WORK TO DO – Each line containing the word "bottom" must be reported.

(Stored records)
— begin —

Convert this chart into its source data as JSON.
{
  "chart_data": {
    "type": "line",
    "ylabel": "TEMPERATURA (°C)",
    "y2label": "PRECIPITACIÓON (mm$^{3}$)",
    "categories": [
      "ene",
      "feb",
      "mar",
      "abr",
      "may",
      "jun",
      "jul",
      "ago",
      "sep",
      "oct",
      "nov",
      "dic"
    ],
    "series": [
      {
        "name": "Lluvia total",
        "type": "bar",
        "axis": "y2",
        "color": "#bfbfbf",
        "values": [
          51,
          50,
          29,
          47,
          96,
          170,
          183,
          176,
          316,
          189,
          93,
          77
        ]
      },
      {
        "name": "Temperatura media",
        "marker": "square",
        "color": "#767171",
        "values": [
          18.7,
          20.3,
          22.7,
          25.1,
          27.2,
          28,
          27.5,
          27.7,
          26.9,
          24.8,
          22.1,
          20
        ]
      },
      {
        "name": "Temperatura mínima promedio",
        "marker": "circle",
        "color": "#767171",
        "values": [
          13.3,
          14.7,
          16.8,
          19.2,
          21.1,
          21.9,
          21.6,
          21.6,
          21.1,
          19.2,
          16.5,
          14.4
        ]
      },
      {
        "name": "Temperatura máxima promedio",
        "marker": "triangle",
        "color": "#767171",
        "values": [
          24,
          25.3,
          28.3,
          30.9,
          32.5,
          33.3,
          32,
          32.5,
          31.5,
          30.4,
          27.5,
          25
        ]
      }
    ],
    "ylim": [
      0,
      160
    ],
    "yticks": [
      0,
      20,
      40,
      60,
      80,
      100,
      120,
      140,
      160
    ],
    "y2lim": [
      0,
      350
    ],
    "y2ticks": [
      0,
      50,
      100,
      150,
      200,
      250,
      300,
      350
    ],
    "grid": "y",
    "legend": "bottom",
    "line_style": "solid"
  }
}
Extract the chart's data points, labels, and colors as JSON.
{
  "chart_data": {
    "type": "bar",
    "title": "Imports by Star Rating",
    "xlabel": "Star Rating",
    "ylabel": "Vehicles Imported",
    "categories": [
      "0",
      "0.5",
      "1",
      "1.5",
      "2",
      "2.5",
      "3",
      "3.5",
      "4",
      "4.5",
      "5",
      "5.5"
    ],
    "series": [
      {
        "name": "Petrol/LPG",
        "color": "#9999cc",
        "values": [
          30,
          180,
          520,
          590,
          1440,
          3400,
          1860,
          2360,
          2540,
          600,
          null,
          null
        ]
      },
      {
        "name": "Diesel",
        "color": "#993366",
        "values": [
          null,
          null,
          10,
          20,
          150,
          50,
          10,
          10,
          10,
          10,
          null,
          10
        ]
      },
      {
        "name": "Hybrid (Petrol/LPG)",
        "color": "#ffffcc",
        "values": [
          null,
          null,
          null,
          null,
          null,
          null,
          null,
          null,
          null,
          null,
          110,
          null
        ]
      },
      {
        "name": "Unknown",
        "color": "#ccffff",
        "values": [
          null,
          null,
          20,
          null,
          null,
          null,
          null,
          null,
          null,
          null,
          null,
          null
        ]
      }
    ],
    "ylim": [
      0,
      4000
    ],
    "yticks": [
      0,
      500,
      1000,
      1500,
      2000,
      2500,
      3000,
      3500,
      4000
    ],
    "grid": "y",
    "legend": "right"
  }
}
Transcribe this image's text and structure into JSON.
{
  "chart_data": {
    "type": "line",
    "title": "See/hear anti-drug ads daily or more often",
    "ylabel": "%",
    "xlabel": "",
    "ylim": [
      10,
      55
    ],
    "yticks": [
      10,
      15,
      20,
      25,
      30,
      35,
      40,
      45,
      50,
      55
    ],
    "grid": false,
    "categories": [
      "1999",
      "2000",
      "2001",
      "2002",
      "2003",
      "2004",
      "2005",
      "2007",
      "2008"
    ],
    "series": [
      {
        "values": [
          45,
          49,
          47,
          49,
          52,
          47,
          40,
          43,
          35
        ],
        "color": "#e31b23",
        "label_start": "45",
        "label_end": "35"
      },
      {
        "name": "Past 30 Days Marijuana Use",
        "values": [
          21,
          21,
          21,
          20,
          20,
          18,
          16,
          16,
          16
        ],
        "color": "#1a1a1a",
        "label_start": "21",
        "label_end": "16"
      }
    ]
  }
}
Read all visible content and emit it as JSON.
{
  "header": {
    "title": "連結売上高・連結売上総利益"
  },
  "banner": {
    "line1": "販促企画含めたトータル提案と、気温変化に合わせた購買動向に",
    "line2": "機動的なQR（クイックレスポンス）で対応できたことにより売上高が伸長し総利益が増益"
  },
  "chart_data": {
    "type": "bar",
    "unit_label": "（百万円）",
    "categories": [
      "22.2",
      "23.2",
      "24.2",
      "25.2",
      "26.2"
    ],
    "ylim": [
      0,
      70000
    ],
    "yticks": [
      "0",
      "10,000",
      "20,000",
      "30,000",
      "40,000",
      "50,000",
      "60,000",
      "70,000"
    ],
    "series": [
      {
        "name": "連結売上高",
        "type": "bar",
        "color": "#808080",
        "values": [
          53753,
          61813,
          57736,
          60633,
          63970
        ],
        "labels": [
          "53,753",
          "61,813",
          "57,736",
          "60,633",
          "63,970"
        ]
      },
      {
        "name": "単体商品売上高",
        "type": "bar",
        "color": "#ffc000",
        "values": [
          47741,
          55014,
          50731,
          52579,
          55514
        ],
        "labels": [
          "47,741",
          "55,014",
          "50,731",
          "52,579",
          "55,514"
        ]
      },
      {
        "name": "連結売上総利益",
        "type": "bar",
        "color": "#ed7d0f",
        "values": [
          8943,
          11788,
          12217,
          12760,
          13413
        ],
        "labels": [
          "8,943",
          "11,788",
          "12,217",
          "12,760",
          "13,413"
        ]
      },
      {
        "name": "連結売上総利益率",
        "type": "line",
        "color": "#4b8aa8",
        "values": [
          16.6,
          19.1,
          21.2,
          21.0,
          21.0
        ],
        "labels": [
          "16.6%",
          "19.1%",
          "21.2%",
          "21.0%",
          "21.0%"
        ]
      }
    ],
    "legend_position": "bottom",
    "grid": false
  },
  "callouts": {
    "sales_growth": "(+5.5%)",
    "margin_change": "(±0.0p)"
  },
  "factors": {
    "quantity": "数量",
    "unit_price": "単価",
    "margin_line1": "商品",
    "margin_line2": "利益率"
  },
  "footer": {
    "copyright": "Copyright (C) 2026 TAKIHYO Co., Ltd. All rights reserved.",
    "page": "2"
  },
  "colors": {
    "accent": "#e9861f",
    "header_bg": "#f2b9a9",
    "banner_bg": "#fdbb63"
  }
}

— end —

EXERCISE OUTPUT –
    "legend": "bottom",
    "legend_position": "bottom",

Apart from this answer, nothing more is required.